Prompt
Convert the rows that follow into a Markdown table with two columns, Line and Text, giving each row's number and its text and skipping any blank lines.

Supplied entries
[start]

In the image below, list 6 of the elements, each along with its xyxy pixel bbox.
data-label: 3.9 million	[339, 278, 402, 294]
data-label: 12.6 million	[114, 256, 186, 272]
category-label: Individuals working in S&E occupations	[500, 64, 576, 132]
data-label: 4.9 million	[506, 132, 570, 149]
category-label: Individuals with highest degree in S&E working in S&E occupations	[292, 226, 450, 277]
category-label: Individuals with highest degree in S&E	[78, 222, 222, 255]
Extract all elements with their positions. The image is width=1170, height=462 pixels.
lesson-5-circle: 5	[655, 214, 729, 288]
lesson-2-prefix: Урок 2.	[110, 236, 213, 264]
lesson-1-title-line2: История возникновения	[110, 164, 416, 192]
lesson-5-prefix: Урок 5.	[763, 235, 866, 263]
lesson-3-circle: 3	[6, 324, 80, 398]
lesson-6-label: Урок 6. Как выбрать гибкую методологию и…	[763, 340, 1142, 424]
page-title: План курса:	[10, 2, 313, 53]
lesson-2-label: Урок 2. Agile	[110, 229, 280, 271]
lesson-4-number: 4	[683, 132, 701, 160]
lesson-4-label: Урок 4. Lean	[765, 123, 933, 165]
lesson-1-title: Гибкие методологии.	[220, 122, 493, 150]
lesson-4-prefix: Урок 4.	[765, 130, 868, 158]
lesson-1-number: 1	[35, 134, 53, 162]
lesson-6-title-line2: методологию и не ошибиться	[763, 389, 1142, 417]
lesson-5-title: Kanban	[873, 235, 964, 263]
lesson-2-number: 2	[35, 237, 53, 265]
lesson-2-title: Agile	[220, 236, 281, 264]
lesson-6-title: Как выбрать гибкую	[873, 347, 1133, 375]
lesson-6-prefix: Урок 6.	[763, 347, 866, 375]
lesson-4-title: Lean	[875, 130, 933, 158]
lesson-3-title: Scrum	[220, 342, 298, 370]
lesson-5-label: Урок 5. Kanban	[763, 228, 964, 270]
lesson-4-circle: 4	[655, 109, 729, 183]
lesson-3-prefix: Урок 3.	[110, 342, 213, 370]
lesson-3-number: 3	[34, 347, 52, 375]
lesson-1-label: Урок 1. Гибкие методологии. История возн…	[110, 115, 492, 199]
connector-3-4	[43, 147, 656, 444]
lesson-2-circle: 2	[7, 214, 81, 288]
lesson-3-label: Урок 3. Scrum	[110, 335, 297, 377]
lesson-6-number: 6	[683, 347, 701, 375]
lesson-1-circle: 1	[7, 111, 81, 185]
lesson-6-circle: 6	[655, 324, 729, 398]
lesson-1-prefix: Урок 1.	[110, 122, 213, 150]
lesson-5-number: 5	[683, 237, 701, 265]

[end]

Exercise result
| Line | Text |
|---|---|
| 1 | In the image below, list 6 of the elements, each along with its xyxy pixel bbox. |
| 2 | data-label: 3.9 million	[339, 278, 402, 294] |
| 3 | data-label: 12.6 million	[114, 256, 186, 272] |
| 4 | category-label: Individuals working in S&E occupations	[500, 64, 576, 132] |
| 5 | data-label: 4.9 million	[506, 132, 570, 149] |
| 6 | category-label: Individuals with highest degree in S&E working in S&E occupations	[292, 226, 450, 277] |
| 7 | category-label: Individuals with highest degree in S&E	[78, 222, 222, 255] |
| 8 | Extract all elements with their positions. The image is width=1170, height=462 pixels. |
| 9 | lesson-5-circle: 5	[655, 214, 729, 288] |
| 10 | lesson-2-prefix: Урок 2.	[110, 236, 213, 264] |
| 11 | lesson-1-title-line2: История возникновения	[110, 164, 416, 192] |
| 12 | lesson-5-prefix: Урок 5.	[763, 235, 866, 263] |
| 13 | lesson-3-circle: 3	[6, 324, 80, 398] |
| 14 | lesson-6-label: Урок 6. Как выбрать гибкую методологию и…	[763, 340, 1142, 424] |
| 15 | page-title: План курса:	[10, 2, 313, 53] |
| 16 | lesson-2-label: Урок 2. Agile	[110, 229, 280, 271] |
| 17 | lesson-4-number: 4	[683, 132, 701, 160] |
| 18 | lesson-4-label: Урок 4. Lean	[765, 123, 933, 165] |
| 19 | lesson-1-title: Гибкие методологии.	[220, 122, 493, 150] |
| 20 | lesson-4-prefix: Урок 4.	[765, 130, 868, 158] |
| 21 | lesson-1-number: 1	[35, 134, 53, 162] |
| 22 | lesson-6-title-line2: методологию и не ошибиться	[763, 389, 1142, 417] |
| 23 | lesson-5-title: Kanban	[873, 235, 964, 263] |
| 24 | lesson-2-number: 2	[35, 237, 53, 265] |
| 25 | lesson-2-title: Agile	[220, 236, 281, 264] |
| 26 | lesson-6-title: Как выбрать гибкую	[873, 347, 1133, 375] |
| 27 | lesson-6-prefix: Урок 6.	[763, 347, 866, 375] |
| 28 | lesson-4-title: Lean	[875, 130, 933, 158] |
| 29 | lesson-3-title: Scrum	[220, 342, 298, 370] |
| 30 | lesson-5-label: Урок 5. Kanban	[763, 228, 964, 270] |
| 31 | lesson-4-circle: 4	[655, 109, 729, 183] |
| 32 | lesson-3-prefix: Урок 3.	[110, 342, 213, 370] |
| 33 | lesson-3-number: 3	[34, 347, 52, 375] |
| 34 | lesson-1-label: Урок 1. Гибкие методологии. История возн…	[110, 115, 492, 199] |
| 35 | connector-3-4	[43, 147, 656, 444] |
| 36 | lesson-2-circle: 2	[7, 214, 81, 288] |
| 37 | lesson-3-label: Урок 3. Scrum	[110, 335, 297, 377] |
| 38 | lesson-6-number: 6	[683, 347, 701, 375] |
| 39 | lesson-1-circle: 1	[7, 111, 81, 185] |
| 40 | lesson-6-circle: 6	[655, 324, 729, 398] |
| 41 | lesson-1-prefix: Урок 1.	[110, 122, 213, 150] |
| 42 | lesson-5-number: 5	[683, 237, 701, 265] |